[START OF RECORDS FOR THIS EXERCISE]
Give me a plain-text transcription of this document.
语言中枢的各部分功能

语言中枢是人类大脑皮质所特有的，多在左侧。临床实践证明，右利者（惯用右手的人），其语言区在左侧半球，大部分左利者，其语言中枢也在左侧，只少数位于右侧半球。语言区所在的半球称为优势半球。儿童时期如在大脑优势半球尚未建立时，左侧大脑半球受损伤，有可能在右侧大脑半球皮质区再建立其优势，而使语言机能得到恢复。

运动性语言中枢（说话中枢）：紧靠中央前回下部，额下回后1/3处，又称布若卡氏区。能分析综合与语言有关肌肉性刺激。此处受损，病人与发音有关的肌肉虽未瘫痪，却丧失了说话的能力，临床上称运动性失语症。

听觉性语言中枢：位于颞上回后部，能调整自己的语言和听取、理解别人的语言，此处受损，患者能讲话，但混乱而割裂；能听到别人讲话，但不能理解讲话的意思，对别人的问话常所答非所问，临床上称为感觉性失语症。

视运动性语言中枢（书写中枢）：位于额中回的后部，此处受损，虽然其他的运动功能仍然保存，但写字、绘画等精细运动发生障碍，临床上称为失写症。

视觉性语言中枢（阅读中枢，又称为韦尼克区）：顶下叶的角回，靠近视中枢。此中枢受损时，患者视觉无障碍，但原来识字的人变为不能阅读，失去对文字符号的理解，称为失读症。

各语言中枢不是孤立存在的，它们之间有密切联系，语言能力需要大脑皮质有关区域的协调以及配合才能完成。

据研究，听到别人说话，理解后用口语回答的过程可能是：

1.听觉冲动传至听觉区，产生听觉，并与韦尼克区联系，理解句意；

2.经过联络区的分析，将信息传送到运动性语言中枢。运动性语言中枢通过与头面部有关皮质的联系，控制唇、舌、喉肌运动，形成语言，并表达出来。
[END OF RECORDS FOR THIS EXERCISE]
▶ _WRITTEN INSTRUCTION_: Restate every record exactly, leaving nothing out.

▶ _WRITTEN SOLUTION_:
Give me a plain-text transcription of this document.
语言中枢的各部分功能

语言中枢是人类大脑皮质所特有的，多在左侧。临床实践证明，右利者（惯用右手的人），其语言区在左侧半球，大部分左利者，其语言中枢也在左侧，只少数位于右侧半球。语言区所在的半球称为优势半球。儿童时期如在大脑优势半球尚未建立时，左侧大脑半球受损伤，有可能在右侧大脑半球皮质区再建立其优势，而使语言机能得到恢复。

运动性语言中枢（说话中枢）：紧靠中央前回下部，额下回后1/3处，又称布若卡氏区。能分析综合与语言有关肌肉性刺激。此处受损，病人与发音有关的肌肉虽未瘫痪，却丧失了说话的能力，临床上称运动性失语症。

听觉性语言中枢：位于颞上回后部，能调整自己的语言和听取、理解别人的语言，此处受损，患者能讲话，但混乱而割裂；能听到别人讲话，但不能理解讲话的意思，对别人的问话常所答非所问，临床上称为感觉性失语症。

视运动性语言中枢（书写中枢）：位于额中回的后部，此处受损，虽然其他的运动功能仍然保存，但写字、绘画等精细运动发生障碍，临床上称为失写症。

视觉性语言中枢（阅读中枢，又称为韦尼克区）：顶下叶的角回，靠近视中枢。此中枢受损时，患者视觉无障碍，但原来识字的人变为不能阅读，失去对文字符号的理解，称为失读症。

各语言中枢不是孤立存在的，它们之间有密切联系，语言能力需要大脑皮质有关区域的协调以及配合才能完成。

据研究，听到别人说话，理解后用口语回答的过程可能是：

1.听觉冲动传至听觉区，产生听觉，并与韦尼克区联系，理解句意；

2.经过联络区的分析，将信息传送到运动性语言中枢。运动性语言中枢通过与头面部有关皮质的联系，控制唇、舌、喉肌运动，形成语言，并表达出来。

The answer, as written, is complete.